== Work request ==
Find every line below with the string "name" and pick it out.

╔══

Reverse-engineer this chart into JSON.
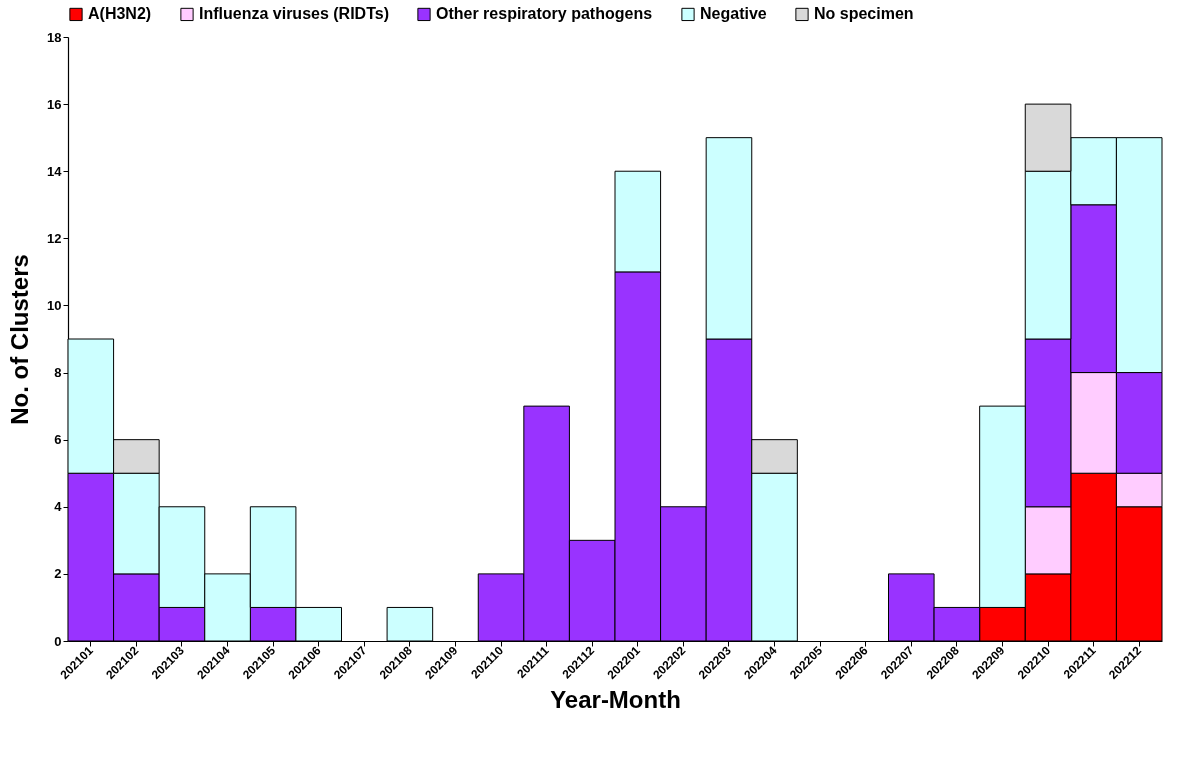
{
  "chart_data": {
    "type": "bar",
    "stacked": true,
    "xlabel": "Year-Month",
    "ylabel": "No. of Clusters",
    "legend": "top",
    "grid": false,
    "ylim": [
      0,
      18
    ],
    "yticks": [
      0,
      2,
      4,
      6,
      8,
      10,
      12,
      14,
      16,
      18
    ],
    "categories": [
      "202101",
      "202102",
      "202103",
      "202104",
      "202105",
      "202106",
      "202107",
      "202108",
      "202109",
      "202110",
      "202111",
      "202112",
      "202201",
      "202202",
      "202203",
      "202204",
      "202205",
      "202206",
      "202207",
      "202208",
      "202209",
      "202210",
      "202211",
      "202212"
    ],
    "series": [
      {
        "name": "A(H3N2)",
        "color": "#ff0000",
        "values": [
          null,
          null,
          null,
          null,
          null,
          null,
          null,
          null,
          null,
          null,
          null,
          null,
          null,
          null,
          null,
          null,
          null,
          null,
          null,
          null,
          1,
          2,
          5,
          4
        ]
      },
      {
        "name": "Influenza viruses (RIDTs)",
        "color": "#ffccff",
        "values": [
          null,
          null,
          null,
          null,
          null,
          null,
          null,
          null,
          null,
          null,
          null,
          null,
          null,
          null,
          null,
          null,
          null,
          null,
          null,
          null,
          null,
          2,
          3,
          1
        ]
      },
      {
        "name": "Other respiratory pathogens",
        "color": "#9933ff",
        "values": [
          5,
          2,
          1,
          null,
          1,
          null,
          null,
          null,
          null,
          2,
          7,
          3,
          11,
          4,
          9,
          null,
          null,
          null,
          2,
          1,
          null,
          5,
          5,
          3
        ]
      },
      {
        "name": "Negative",
        "color": "#ccffff",
        "values": [
          4,
          3,
          3,
          2,
          3,
          1,
          null,
          1,
          null,
          null,
          null,
          null,
          3,
          null,
          6,
          5,
          null,
          null,
          null,
          null,
          6,
          5,
          2,
          7
        ]
      },
      {
        "name": "No specimen",
        "color": "#d9d9d9",
        "values": [
          null,
          1,
          null,
          null,
          null,
          null,
          null,
          null,
          null,
          null,
          null,
          null,
          null,
          null,
          null,
          1,
          null,
          null,
          null,
          null,
          null,
          2,
          null,
          null
        ]
      }
    ]
  }
}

╚══

== Response area ==
        "name": "A(H3N2)",
        "name": "Influenza viruses (RIDTs)",
        "name": "Other respiratory pathogens",
        "name": "Negative",
        "name": "No specimen",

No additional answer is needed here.